#### Information shown
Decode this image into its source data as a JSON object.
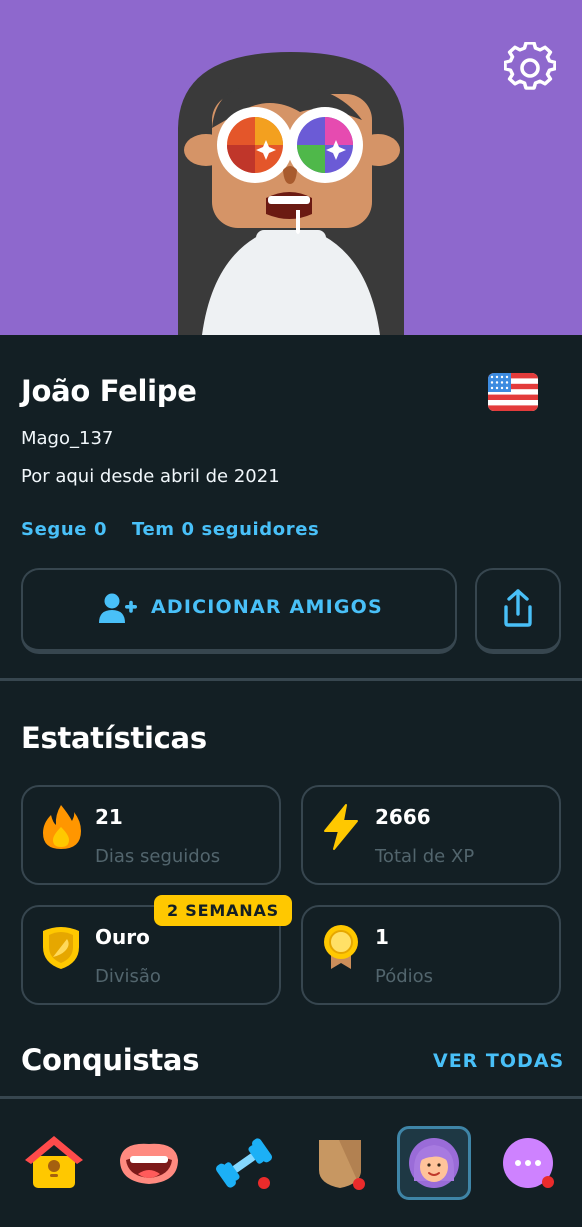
{
  "header": {
    "settings_icon": "gear-icon",
    "background_color": "#8e68cd"
  },
  "profile": {
    "name": "João Felipe",
    "username": "Mago_137",
    "joined": "Por aqui desde abril de 2021",
    "language_flag": "us-flag-icon",
    "following": "Segue 0",
    "followers": "Tem 0 seguidores"
  },
  "actions": {
    "add_friends": "ADICIONAR AMIGOS",
    "add_friends_icon": "add-user-icon",
    "share_icon": "share-icon"
  },
  "stats": {
    "title": "Estatísticas",
    "items": [
      {
        "value": "21",
        "label": "Dias seguidos",
        "icon": "flame-icon"
      },
      {
        "value": "2666",
        "label": "Total de XP",
        "icon": "lightning-icon"
      },
      {
        "value": "Ouro",
        "label": "Divisão",
        "icon": "gold-league-icon",
        "badge": "2 SEMANAS"
      },
      {
        "value": "1",
        "label": "Pódios",
        "icon": "medal-icon"
      }
    ]
  },
  "achievements": {
    "title": "Conquistas",
    "see_all": "VER TODAS"
  },
  "nav": {
    "items": [
      {
        "name": "home",
        "icon": "birdhouse-icon"
      },
      {
        "name": "speak",
        "icon": "mouth-icon"
      },
      {
        "name": "practice",
        "icon": "dumbbell-icon",
        "notification": true
      },
      {
        "name": "leagues",
        "icon": "shield-icon",
        "notification": true
      },
      {
        "name": "profile",
        "icon": "avatar-icon",
        "active": true
      },
      {
        "name": "more",
        "icon": "more-icon",
        "notification": true
      }
    ]
  },
  "colors": {
    "background": "#131f24",
    "border": "#37464f",
    "accent_blue": "#49c0f8",
    "muted": "#52656d",
    "gold": "#ffc800",
    "notification": "#ea2b2b"
  }
}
########
- [Description of the task]:
Using the records above, retype everything exactly except the pictures.

- [Result for this task]:
Decode this image into its source data as a JSON object.
{
  "header": {
    "settings_icon": "gear-icon",
    "background_color": "#8e68cd"
  },
  "profile": {
    "name": "João Felipe",
    "username": "Mago_137",
    "joined": "Por aqui desde abril de 2021",
    "language_flag": "us-flag-icon",
    "following": "Segue 0",
    "followers": "Tem 0 seguidores"
  },
  "actions": {
    "add_friends": "ADICIONAR AMIGOS",
    "add_friends_icon": "add-user-icon",
    "share_icon": "share-icon"
  },
  "stats": {
    "title": "Estatísticas",
    "items": [
      {
        "value": "21",
        "label": "Dias seguidos",
        "icon": "flame-icon"
      },
      {
        "value": "2666",
        "label": "Total de XP",
        "icon": "lightning-icon"
      },
      {
        "value": "Ouro",
        "label": "Divisão",
        "icon": "gold-league-icon",
        "badge": "2 SEMANAS"
      },
      {
        "value": "1",
        "label": "Pódios",
        "icon": "medal-icon"
      }
    ]
  },
  "achievements": {
    "title": "Conquistas",
    "see_all": "VER TODAS"
  },
  "nav": {
    "items": [
      {
        "name": "home",
        "icon": "birdhouse-icon"
      },
      {
        "name": "speak",
        "icon": "mouth-icon"
      },
      {
        "name": "practice",
        "icon": "dumbbell-icon",
        "notification": true
      },
      {
        "name": "leagues",
        "icon": "shield-icon",
        "notification": true
      },
      {
        "name": "profile",
        "icon": "avatar-icon",
        "active": true
      },
      {
        "name": "more",
        "icon": "more-icon",
        "notification": true
      }
    ]
  },
  "colors": {
    "background": "#131f24",
    "border": "#37464f",
    "accent_blue": "#49c0f8",
    "muted": "#52656d",
    "gold": "#ffc800",
    "notification": "#ea2b2b"
  }
}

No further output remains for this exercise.